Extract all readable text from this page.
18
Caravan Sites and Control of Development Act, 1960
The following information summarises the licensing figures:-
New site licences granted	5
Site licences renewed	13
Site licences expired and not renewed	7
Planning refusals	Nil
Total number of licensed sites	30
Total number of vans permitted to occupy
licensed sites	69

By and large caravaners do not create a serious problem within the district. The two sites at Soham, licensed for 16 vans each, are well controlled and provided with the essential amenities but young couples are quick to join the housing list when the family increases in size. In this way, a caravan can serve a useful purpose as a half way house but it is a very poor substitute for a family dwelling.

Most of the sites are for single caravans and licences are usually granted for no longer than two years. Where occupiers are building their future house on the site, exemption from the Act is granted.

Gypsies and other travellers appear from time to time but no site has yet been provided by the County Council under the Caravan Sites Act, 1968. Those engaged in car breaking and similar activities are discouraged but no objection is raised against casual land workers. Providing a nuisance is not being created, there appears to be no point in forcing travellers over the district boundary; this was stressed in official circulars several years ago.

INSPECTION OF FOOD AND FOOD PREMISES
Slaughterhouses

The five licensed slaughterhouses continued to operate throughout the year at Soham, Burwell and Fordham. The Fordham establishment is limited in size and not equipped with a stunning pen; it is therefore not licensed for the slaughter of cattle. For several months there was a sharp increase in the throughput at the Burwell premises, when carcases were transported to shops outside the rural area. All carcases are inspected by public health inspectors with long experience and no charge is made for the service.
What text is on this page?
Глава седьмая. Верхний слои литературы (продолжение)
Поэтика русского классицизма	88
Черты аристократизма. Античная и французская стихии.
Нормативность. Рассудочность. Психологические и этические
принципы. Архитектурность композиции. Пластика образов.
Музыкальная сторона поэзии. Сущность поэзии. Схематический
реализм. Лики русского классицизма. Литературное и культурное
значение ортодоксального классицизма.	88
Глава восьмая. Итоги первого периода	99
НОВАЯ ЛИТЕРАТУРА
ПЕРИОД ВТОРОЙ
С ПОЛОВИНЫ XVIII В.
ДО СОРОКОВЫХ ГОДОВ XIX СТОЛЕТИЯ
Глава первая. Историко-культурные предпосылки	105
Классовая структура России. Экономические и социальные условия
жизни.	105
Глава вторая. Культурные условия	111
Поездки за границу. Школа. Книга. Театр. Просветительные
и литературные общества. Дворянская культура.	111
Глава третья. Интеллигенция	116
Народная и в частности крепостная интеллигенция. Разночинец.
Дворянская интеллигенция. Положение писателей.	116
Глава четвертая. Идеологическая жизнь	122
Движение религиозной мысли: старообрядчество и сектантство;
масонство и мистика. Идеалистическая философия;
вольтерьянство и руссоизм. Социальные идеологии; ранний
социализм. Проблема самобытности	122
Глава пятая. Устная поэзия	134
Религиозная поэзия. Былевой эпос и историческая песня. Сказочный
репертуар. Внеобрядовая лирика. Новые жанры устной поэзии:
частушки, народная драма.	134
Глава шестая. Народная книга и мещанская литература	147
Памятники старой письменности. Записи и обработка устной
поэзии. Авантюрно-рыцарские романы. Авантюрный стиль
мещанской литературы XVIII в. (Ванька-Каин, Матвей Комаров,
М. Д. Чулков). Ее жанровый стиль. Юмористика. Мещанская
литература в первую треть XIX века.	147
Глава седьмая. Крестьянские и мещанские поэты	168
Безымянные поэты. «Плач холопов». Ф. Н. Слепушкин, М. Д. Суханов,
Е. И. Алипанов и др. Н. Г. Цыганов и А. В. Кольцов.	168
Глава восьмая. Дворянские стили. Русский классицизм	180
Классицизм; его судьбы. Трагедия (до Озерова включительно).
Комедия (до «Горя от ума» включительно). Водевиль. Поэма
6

● ● ● ● ●

> [Task goal]:
Restate the whole listing exactly, leaving out nothing.

> [Exercise result]:
Extract all readable text from this page.
18
Caravan Sites and Control of Development Act, 1960
The following information summarises the licensing figures:-
New site licences granted	5
Site licences renewed	13
Site licences expired and not renewed	7
Planning refusals	Nil
Total number of licensed sites	30
Total number of vans permitted to occupy
licensed sites	69

By and large caravaners do not create a serious problem within the district. The two sites at Soham, licensed for 16 vans each, are well controlled and provided with the essential amenities but young couples are quick to join the housing list when the family increases in size. In this way, a caravan can serve a useful purpose as a half way house but it is a very poor substitute for a family dwelling.

Most of the sites are for single caravans and licences are usually granted for no longer than two years. Where occupiers are building their future house on the site, exemption from the Act is granted.

Gypsies and other travellers appear from time to time but no site has yet been provided by the County Council under the Caravan Sites Act, 1968. Those engaged in car breaking and similar activities are discouraged but no objection is raised against casual land workers. Providing a nuisance is not being created, there appears to be no point in forcing travellers over the district boundary; this was stressed in official circulars several years ago.

INSPECTION OF FOOD AND FOOD PREMISES
Slaughterhouses

The five licensed slaughterhouses continued to operate throughout the year at Soham, Burwell and Fordham. The Fordham establishment is limited in size and not equipped with a stunning pen; it is therefore not licensed for the slaughter of cattle. For several months there was a sharp increase in the throughput at the Burwell premises, when carcases were transported to shops outside the rural area. All carcases are inspected by public health inspectors with long experience and no charge is made for the service.
What text is on this page?
Глава седьмая. Верхний слои литературы (продолжение)
Поэтика русского классицизма	88
Черты аристократизма. Античная и французская стихии.
Нормативность. Рассудочность. Психологические и этические
принципы. Архитектурность композиции. Пластика образов.
Музыкальная сторона поэзии. Сущность поэзии. Схематический
реализм. Лики русского классицизма. Литературное и культурное
значение ортодоксального классицизма.	88
Глава восьмая. Итоги первого периода	99
НОВАЯ ЛИТЕРАТУРА
ПЕРИОД ВТОРОЙ
С ПОЛОВИНЫ XVIII В.
ДО СОРОКОВЫХ ГОДОВ XIX СТОЛЕТИЯ
Глава первая. Историко-культурные предпосылки	105
Классовая структура России. Экономические и социальные условия
жизни.	105
Глава вторая. Культурные условия	111
Поездки за границу. Школа. Книга. Театр. Просветительные
и литературные общества. Дворянская культура.	111
Глава третья. Интеллигенция	116
Народная и в частности крепостная интеллигенция. Разночинец.
Дворянская интеллигенция. Положение писателей.	116
Глава четвертая. Идеологическая жизнь	122
Движение религиозной мысли: старообрядчество и сектантство;
масонство и мистика. Идеалистическая философия;
вольтерьянство и руссоизм. Социальные идеологии; ранний
социализм. Проблема самобытности	122
Глава пятая. Устная поэзия	134
Религиозная поэзия. Былевой эпос и историческая песня. Сказочный
репертуар. Внеобрядовая лирика. Новые жанры устной поэзии:
частушки, народная драма.	134
Глава шестая. Народная книга и мещанская литература	147
Памятники старой письменности. Записи и обработка устной
поэзии. Авантюрно-рыцарские романы. Авантюрный стиль
мещанской литературы XVIII в. (Ванька-Каин, Матвей Комаров,
М. Д. Чулков). Ее жанровый стиль. Юмористика. Мещанская
литература в первую треть XIX века.	147
Глава седьмая. Крестьянские и мещанские поэты	168
Безымянные поэты. «Плач холопов». Ф. Н. Слепушкин, М. Д. Суханов,
Е. И. Алипанов и др. Н. Г. Цыганов и А. В. Кольцов.	168
Глава восьмая. Дворянские стили. Русский классицизм	180
Классицизм; его судьбы. Трагедия (до Озерова включительно).
Комедия (до «Горя от ума» включительно). Водевиль. Поэма
6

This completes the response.